SUPPLIED MATERIAL:
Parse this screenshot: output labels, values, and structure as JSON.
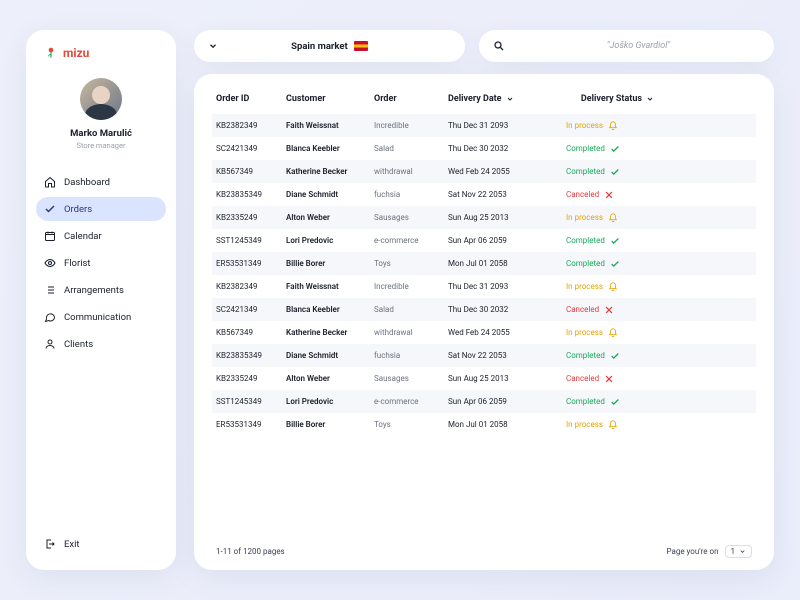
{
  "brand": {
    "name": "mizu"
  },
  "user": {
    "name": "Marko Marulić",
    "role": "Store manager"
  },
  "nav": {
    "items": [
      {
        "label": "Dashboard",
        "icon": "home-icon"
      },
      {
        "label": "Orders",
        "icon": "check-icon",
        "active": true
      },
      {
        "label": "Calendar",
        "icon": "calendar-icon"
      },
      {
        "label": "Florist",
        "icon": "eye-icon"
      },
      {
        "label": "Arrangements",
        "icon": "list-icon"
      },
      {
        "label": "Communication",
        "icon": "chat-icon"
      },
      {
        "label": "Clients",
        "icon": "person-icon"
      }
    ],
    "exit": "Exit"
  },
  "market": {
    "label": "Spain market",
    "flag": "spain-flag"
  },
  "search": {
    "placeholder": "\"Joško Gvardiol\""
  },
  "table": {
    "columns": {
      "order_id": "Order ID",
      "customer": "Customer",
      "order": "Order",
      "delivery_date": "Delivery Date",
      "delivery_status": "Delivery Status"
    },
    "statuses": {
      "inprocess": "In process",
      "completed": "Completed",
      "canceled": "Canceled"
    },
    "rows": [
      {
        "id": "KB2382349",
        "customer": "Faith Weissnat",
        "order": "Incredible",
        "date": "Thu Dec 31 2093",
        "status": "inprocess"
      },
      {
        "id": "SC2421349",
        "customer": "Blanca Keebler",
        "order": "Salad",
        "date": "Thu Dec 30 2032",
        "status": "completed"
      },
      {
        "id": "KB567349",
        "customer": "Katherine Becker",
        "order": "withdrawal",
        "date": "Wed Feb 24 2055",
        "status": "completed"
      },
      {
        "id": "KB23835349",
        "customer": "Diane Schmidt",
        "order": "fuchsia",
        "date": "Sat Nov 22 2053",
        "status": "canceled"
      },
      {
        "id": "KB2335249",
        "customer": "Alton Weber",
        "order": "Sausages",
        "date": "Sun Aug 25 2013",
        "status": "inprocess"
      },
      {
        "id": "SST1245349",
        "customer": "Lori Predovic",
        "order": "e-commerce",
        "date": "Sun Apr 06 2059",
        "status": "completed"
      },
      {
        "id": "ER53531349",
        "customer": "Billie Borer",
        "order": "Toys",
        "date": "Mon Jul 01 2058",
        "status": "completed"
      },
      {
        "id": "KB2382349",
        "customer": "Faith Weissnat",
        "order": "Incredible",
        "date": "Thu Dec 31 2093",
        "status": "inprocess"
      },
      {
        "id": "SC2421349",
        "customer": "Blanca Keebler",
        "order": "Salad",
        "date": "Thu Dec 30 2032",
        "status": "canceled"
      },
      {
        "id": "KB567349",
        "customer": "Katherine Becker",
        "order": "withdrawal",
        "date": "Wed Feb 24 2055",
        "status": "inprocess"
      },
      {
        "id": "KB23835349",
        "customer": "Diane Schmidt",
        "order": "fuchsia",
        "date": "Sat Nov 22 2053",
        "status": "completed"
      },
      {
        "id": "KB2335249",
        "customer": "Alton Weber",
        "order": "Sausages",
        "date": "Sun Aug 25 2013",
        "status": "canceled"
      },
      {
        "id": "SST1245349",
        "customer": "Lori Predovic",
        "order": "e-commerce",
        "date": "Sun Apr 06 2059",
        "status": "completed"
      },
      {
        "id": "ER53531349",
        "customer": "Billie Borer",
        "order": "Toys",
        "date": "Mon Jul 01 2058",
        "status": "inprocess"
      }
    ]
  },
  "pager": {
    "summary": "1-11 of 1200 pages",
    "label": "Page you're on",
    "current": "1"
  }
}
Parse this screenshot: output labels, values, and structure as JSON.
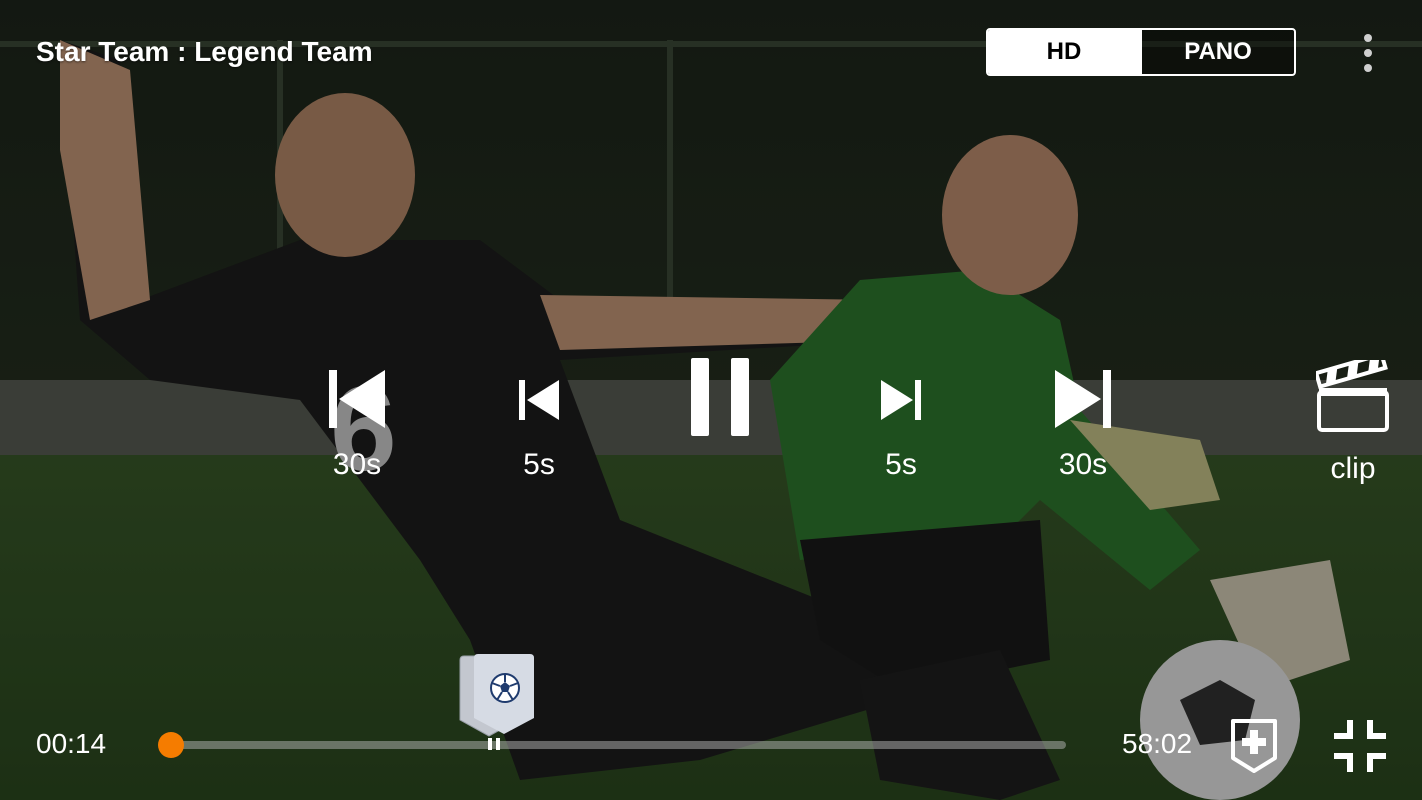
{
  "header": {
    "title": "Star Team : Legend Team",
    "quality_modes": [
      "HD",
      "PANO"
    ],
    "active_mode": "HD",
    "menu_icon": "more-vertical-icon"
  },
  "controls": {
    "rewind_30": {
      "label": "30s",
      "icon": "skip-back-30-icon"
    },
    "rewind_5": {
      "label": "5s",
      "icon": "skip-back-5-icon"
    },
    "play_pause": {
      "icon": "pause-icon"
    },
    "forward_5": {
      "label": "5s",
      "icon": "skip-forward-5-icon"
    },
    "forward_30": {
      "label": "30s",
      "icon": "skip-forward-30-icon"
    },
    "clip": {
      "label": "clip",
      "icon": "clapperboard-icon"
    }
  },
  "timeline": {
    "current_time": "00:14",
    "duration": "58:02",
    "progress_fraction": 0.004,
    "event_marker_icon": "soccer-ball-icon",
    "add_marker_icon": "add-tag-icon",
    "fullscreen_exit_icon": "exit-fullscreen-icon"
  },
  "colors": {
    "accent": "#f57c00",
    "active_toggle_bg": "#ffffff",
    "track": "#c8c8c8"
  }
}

THE EXERCISE:
Every entry should be returned exactly as written, minus the pictures.

PROBLEM SOLUTION:
Parse this screenshot: output labels, values, and structure as JSON.
{
  "brand": {
    "name": "mizu"
  },
  "user": {
    "name": "Marko Marulić",
    "role": "Store manager"
  },
  "nav": {
    "items": [
      {
        "label": "Dashboard",
        "icon": "home-icon"
      },
      {
        "label": "Orders",
        "icon": "check-icon",
        "active": true
      },
      {
        "label": "Calendar",
        "icon": "calendar-icon"
      },
      {
        "label": "Florist",
        "icon": "eye-icon"
      },
      {
        "label": "Arrangements",
        "icon": "list-icon"
      },
      {
        "label": "Communication",
        "icon": "chat-icon"
      },
      {
        "label": "Clients",
        "icon": "person-icon"
      }
    ],
    "exit": "Exit"
  },
  "market": {
    "label": "Spain market",
    "flag": "spain-flag"
  },
  "search": {
    "placeholder": "\"Joško Gvardiol\""
  },
  "table": {
    "columns": {
      "order_id": "Order ID",
      "customer": "Customer",
      "order": "Order",
      "delivery_date": "Delivery Date",
      "delivery_status": "Delivery Status"
    },
    "statuses": {
      "inprocess": "In process",
      "completed": "Completed",
      "canceled": "Canceled"
    },
    "rows": [
      {
        "id": "KB2382349",
        "customer": "Faith Weissnat",
        "order": "Incredible",
        "date": "Thu Dec 31 2093",
        "status": "inprocess"
      },
      {
        "id": "SC2421349",
        "customer": "Blanca Keebler",
        "order": "Salad",
        "date": "Thu Dec 30 2032",
        "status": "completed"
      },
      {
        "id": "KB567349",
        "customer": "Katherine Becker",
        "order": "withdrawal",
        "date": "Wed Feb 24 2055",
        "status": "completed"
      },
      {
        "id": "KB23835349",
        "customer": "Diane Schmidt",
        "order": "fuchsia",
        "date": "Sat Nov 22 2053",
        "status": "canceled"
      },
      {
        "id": "KB2335249",
        "customer": "Alton Weber",
        "order": "Sausages",
        "date": "Sun Aug 25 2013",
        "status": "inprocess"
      },
      {
        "id": "SST1245349",
        "customer": "Lori Predovic",
        "order": "e-commerce",
        "date": "Sun Apr 06 2059",
        "status": "completed"
      },
      {
        "id": "ER53531349",
        "customer": "Billie Borer",
        "order": "Toys",
        "date": "Mon Jul 01 2058",
        "status": "completed"
      },
      {
        "id": "KB2382349",
        "customer": "Faith Weissnat",
        "order": "Incredible",
        "date": "Thu Dec 31 2093",
        "status": "inprocess"
      },
      {
        "id": "SC2421349",
        "customer": "Blanca Keebler",
        "order": "Salad",
        "date": "Thu Dec 30 2032",
        "status": "canceled"
      },
      {
        "id": "KB567349",
        "customer": "Katherine Becker",
        "order": "withdrawal",
        "date": "Wed Feb 24 2055",
        "status": "inprocess"
      },
      {
        "id": "KB23835349",
        "customer": "Diane Schmidt",
        "order": "fuchsia",
        "date": "Sat Nov 22 2053",
        "status": "completed"
      },
      {
        "id": "KB2335249",
        "customer": "Alton Weber",
        "order": "Sausages",
        "date": "Sun Aug 25 2013",
        "status": "canceled"
      },
      {
        "id": "SST1245349",
        "customer": "Lori Predovic",
        "order": "e-commerce",
        "date": "Sun Apr 06 2059",
        "status": "completed"
      },
      {
        "id": "ER53531349",
        "customer": "Billie Borer",
        "order": "Toys",
        "date": "Mon Jul 01 2058",
        "status": "inprocess"
      }
    ]
  },
  "pager": {
    "summary": "1-11 of 1200 pages",
    "label": "Page you're on",
    "current": "1"
  }
}
Parse this screenshot: output labels, values, and structure as JSON.
{
  "header": {
    "title": "Star Team : Legend Team",
    "quality_modes": [
      "HD",
      "PANO"
    ],
    "active_mode": "HD",
    "menu_icon": "more-vertical-icon"
  },
  "controls": {
    "rewind_30": {
      "label": "30s",
      "icon": "skip-back-30-icon"
    },
    "rewind_5": {
      "label": "5s",
      "icon": "skip-back-5-icon"
    },
    "play_pause": {
      "icon": "pause-icon"
    },
    "forward_5": {
      "label": "5s",
      "icon": "skip-forward-5-icon"
    },
    "forward_30": {
      "label": "30s",
      "icon": "skip-forward-30-icon"
    },
    "clip": {
      "label": "clip",
      "icon": "clapperboard-icon"
    }
  },
  "timeline": {
    "current_time": "00:14",
    "duration": "58:02",
    "progress_fraction": 0.004,
    "event_marker_icon": "soccer-ball-icon",
    "add_marker_icon": "add-tag-icon",
    "fullscreen_exit_icon": "exit-fullscreen-icon"
  },
  "colors": {
    "accent": "#f57c00",
    "active_toggle_bg": "#ffffff",
    "track": "#c8c8c8"
  }
}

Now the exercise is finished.